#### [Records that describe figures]
^^^^^^^^

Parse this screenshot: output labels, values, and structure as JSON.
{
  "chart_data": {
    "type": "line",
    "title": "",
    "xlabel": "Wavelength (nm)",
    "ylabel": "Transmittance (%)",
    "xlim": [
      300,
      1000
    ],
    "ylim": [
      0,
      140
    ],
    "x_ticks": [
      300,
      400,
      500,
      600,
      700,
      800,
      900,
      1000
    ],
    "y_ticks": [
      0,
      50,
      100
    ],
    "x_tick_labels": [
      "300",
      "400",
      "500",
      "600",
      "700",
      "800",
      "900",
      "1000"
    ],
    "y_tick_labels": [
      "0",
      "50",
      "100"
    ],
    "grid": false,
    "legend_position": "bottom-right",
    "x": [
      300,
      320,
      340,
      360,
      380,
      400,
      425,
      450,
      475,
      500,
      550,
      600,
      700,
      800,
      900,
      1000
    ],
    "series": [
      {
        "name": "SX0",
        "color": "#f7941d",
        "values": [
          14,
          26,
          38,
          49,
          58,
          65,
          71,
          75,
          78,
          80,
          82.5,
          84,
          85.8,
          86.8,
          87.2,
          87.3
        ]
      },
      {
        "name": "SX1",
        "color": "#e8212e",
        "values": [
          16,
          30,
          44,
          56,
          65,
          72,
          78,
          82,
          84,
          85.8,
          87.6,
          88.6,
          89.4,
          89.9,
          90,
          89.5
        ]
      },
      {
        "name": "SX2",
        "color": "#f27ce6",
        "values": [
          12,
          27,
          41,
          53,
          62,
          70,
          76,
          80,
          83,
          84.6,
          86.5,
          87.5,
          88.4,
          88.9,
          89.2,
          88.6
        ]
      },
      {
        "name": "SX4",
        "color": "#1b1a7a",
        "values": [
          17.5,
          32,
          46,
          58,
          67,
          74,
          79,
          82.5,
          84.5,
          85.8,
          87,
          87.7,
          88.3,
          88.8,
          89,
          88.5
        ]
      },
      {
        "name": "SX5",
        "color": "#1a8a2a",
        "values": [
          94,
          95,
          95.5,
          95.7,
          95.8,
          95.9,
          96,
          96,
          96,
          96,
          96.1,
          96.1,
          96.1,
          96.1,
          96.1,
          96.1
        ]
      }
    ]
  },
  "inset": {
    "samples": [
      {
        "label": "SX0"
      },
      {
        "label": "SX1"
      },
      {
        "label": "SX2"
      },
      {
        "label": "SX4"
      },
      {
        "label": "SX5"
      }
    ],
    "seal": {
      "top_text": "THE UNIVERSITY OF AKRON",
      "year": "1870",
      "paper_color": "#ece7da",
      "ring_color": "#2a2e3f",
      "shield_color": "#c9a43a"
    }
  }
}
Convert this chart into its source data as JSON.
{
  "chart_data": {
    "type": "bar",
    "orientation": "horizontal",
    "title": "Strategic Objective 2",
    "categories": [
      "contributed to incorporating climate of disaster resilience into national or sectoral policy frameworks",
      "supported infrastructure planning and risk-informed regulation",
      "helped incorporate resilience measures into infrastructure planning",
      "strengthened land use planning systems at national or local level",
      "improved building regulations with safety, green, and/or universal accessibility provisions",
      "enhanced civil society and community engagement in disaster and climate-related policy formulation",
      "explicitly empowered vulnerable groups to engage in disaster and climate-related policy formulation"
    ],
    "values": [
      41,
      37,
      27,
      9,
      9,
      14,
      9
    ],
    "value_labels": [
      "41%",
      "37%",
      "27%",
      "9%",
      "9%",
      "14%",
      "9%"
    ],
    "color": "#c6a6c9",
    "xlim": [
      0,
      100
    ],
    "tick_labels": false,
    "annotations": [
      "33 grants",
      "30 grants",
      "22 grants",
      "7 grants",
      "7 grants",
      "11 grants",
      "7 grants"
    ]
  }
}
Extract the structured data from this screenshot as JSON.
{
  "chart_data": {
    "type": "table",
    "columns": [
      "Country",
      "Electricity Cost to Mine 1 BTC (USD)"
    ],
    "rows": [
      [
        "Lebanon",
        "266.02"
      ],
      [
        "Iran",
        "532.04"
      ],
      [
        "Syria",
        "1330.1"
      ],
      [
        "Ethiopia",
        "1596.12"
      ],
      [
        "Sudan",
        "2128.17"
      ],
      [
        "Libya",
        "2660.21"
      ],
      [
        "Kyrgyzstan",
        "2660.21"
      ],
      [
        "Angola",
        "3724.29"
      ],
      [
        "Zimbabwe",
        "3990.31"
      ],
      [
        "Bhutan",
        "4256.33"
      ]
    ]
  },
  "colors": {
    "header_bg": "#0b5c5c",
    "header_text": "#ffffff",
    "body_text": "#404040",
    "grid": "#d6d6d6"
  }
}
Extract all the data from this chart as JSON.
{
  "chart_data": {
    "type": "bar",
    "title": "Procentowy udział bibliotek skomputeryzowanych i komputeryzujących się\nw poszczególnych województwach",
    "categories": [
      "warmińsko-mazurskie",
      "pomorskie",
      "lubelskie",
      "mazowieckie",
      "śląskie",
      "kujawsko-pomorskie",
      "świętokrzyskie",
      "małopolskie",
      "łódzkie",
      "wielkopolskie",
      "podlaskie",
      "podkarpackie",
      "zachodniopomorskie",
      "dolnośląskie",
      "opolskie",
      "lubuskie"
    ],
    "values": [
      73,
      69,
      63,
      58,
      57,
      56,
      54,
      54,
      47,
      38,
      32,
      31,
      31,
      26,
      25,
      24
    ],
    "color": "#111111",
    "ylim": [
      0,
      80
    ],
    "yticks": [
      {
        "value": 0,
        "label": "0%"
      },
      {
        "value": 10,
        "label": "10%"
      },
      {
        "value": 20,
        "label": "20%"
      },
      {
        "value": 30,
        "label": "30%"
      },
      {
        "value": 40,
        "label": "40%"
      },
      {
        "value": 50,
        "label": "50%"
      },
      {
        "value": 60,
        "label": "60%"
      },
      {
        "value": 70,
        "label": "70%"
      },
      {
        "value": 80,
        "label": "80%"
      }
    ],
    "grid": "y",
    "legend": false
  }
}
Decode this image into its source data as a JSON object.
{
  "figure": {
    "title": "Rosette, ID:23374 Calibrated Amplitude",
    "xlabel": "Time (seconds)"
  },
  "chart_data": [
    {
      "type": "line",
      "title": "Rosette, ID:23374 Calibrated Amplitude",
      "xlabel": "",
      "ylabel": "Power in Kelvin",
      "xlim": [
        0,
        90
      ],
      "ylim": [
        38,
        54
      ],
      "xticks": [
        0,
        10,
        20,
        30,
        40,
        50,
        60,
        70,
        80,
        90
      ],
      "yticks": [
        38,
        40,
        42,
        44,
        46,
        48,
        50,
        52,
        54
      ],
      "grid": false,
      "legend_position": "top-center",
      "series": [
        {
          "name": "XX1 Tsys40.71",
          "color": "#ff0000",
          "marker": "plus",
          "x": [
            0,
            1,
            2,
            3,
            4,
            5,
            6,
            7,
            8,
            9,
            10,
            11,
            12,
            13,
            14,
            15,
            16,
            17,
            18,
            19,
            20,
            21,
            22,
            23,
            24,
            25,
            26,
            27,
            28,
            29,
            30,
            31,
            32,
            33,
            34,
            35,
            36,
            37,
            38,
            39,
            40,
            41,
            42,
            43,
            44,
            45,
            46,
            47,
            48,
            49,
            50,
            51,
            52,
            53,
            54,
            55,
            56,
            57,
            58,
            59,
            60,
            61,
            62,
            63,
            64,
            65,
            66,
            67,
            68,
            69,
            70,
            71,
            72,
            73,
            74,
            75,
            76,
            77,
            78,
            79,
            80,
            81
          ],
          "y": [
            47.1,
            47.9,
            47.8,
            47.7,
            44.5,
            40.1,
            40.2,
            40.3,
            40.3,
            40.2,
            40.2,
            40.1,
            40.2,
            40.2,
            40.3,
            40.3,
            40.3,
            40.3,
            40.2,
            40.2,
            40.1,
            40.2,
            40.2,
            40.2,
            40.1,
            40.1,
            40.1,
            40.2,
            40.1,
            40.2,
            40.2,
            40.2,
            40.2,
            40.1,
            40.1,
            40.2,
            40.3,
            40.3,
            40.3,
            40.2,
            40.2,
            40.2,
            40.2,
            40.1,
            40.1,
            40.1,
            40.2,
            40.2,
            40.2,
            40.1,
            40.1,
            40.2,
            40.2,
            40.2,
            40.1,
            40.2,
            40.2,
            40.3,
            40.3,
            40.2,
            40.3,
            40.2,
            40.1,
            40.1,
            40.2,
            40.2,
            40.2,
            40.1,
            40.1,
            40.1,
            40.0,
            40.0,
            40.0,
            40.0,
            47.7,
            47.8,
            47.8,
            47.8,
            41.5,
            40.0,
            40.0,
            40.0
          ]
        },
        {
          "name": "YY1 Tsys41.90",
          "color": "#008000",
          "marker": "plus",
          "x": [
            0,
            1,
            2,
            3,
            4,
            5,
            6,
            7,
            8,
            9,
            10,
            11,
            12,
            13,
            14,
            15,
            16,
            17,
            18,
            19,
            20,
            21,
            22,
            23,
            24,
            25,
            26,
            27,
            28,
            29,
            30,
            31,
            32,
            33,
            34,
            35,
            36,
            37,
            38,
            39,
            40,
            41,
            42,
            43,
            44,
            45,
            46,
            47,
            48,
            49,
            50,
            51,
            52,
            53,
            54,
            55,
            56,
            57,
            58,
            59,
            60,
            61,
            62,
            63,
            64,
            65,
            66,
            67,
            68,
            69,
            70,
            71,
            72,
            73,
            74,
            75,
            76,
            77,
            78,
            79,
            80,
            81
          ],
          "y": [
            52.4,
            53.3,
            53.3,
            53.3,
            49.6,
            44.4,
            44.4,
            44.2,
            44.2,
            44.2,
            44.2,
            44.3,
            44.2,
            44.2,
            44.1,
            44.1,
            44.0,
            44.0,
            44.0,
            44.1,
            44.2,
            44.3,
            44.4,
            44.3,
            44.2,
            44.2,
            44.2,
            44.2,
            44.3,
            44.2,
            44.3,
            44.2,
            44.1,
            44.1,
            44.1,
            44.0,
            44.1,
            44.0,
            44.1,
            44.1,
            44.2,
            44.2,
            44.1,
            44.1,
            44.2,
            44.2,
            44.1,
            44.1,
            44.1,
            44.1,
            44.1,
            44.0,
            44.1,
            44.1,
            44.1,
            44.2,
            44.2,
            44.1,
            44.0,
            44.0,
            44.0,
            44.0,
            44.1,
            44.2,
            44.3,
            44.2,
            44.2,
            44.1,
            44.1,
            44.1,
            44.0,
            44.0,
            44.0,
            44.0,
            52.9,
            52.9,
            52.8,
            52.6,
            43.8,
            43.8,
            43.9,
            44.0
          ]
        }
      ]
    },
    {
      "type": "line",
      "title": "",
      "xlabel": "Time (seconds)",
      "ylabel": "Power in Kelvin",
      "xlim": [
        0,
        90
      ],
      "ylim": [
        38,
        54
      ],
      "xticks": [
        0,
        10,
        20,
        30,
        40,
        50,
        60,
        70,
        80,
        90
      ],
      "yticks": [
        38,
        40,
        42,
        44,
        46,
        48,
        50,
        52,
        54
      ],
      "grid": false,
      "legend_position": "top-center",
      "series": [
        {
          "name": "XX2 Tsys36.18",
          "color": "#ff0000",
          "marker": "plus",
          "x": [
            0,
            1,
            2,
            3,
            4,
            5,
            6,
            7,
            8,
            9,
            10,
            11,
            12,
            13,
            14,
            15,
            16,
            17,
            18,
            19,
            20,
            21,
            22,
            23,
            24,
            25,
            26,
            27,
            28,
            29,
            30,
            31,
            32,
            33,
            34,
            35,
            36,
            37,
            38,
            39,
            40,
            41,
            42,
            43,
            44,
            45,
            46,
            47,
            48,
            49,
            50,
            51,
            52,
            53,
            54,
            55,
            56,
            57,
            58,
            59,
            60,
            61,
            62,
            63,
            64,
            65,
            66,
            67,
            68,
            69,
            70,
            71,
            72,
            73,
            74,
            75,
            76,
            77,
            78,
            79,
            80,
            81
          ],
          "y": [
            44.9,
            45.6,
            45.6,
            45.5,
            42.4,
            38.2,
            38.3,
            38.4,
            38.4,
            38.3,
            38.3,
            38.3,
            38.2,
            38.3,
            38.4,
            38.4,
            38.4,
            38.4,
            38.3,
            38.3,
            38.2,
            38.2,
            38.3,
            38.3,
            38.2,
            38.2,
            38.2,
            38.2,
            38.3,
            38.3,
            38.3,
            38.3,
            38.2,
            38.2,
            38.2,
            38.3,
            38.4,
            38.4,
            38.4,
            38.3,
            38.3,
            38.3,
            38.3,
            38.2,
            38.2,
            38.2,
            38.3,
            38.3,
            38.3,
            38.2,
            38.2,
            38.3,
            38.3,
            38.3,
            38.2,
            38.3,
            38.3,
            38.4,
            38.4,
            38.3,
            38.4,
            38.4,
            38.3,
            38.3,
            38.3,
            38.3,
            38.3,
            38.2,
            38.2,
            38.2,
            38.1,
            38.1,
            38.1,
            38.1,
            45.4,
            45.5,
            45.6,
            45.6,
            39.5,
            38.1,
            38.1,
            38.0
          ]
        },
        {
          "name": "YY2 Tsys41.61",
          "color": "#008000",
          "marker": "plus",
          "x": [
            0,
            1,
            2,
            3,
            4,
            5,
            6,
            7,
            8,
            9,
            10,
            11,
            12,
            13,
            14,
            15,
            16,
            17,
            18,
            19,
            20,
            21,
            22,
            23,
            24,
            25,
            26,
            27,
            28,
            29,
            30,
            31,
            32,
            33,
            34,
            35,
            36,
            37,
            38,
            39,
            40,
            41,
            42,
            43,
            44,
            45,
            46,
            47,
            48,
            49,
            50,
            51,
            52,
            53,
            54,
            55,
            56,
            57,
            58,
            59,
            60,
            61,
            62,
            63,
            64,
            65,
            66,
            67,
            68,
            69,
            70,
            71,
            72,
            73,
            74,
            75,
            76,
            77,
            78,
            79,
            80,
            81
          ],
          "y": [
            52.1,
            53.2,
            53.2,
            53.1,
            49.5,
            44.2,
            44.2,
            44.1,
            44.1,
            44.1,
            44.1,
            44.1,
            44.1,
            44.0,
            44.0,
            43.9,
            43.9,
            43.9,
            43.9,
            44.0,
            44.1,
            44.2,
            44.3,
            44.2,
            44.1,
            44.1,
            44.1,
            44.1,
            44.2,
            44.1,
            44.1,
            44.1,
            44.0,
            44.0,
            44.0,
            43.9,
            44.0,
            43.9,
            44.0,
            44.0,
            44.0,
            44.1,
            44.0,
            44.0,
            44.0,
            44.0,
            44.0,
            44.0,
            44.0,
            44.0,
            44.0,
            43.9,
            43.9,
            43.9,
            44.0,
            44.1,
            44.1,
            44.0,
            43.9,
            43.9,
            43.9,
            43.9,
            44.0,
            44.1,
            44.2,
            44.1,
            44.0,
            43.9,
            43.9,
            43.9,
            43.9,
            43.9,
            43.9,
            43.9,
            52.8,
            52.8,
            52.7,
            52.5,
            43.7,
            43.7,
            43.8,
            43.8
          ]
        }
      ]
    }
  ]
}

^^^^^^^^

#### [Your task]
Pull out all lines from the listing that contain the string "resilience".

#### [Answer to the problem]
      "contributed to incorporating climate of disaster resilience into national or sectoral policy frameworks",
      "helped incorporate resilience measures into infrastructure planning",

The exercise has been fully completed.